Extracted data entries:
## start
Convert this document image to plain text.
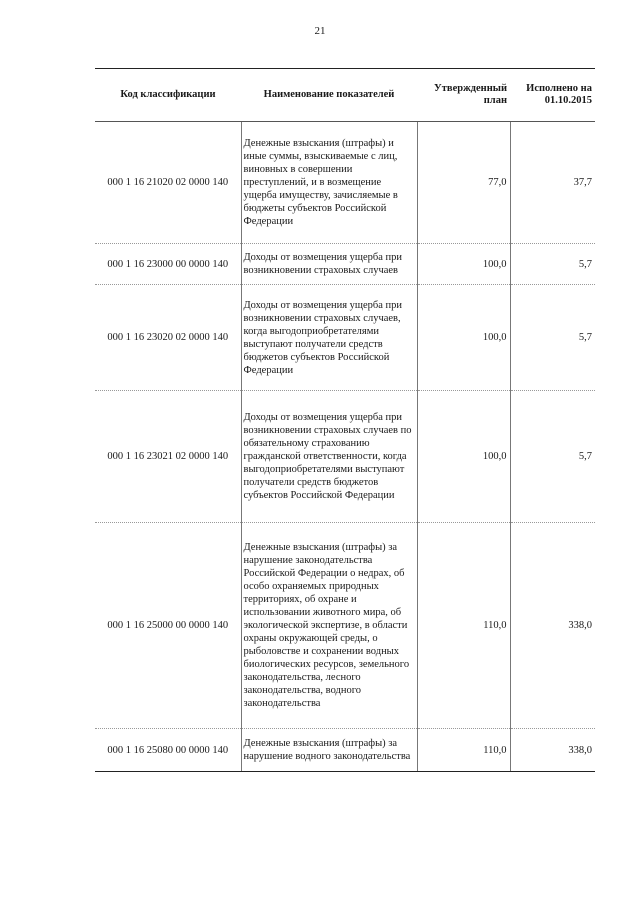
21
Код классификации	Наименование показателей	Утвержденный план	Исполнено на 01.10.2015
000 1 16 21020 02 0000 140	Денежные взыскания (штрафы) и иные суммы, взыскиваемые с лиц, виновных в совершении преступлений, и в возмещение ущерба имуществу, зачисляемые в бюджеты субъектов Российской Федерации	77,0	37,7
000 1 16 23000 00 0000 140	Доходы от возмещения ущерба при возникновении страховых случаев	100,0	5,7
000 1 16 23020 02 0000 140	Доходы от возмещения ущерба при возникновении страховых случаев, когда выгодоприобретателями выступают получатели средств бюджетов субъектов Российской Федерации	100,0	5,7
000 1 16 23021 02 0000 140	Доходы от возмещения ущерба при возникновении страховых случаев по обязательному страхованию гражданской ответственности, когда выгодоприобретателями выступают получатели средств бюджетов субъектов Российской Федерации	100,0	5,7
000 1 16 25000 00 0000 140	Денежные взыскания (штрафы) за нарушение законодательства Российской Федерации о недрах, об особо охраняемых природных территориях, об охране и использовании животного мира, об экологической экспертизе, в области охраны окружающей среды, о рыболовстве и сохранении водных биологических ресурсов, земельного законодательства, лесного законодательства, водного законодательства	110,0	338,0
000 1 16 25080 00 0000 140	Денежные взыскания (штрафы) за нарушение водного законодательства	110,0	338,0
## end
*Requirement:* Looking at the data above, how many lines hold the word "бюджетов"? Respond with the number alone.

*Expected answer:* 2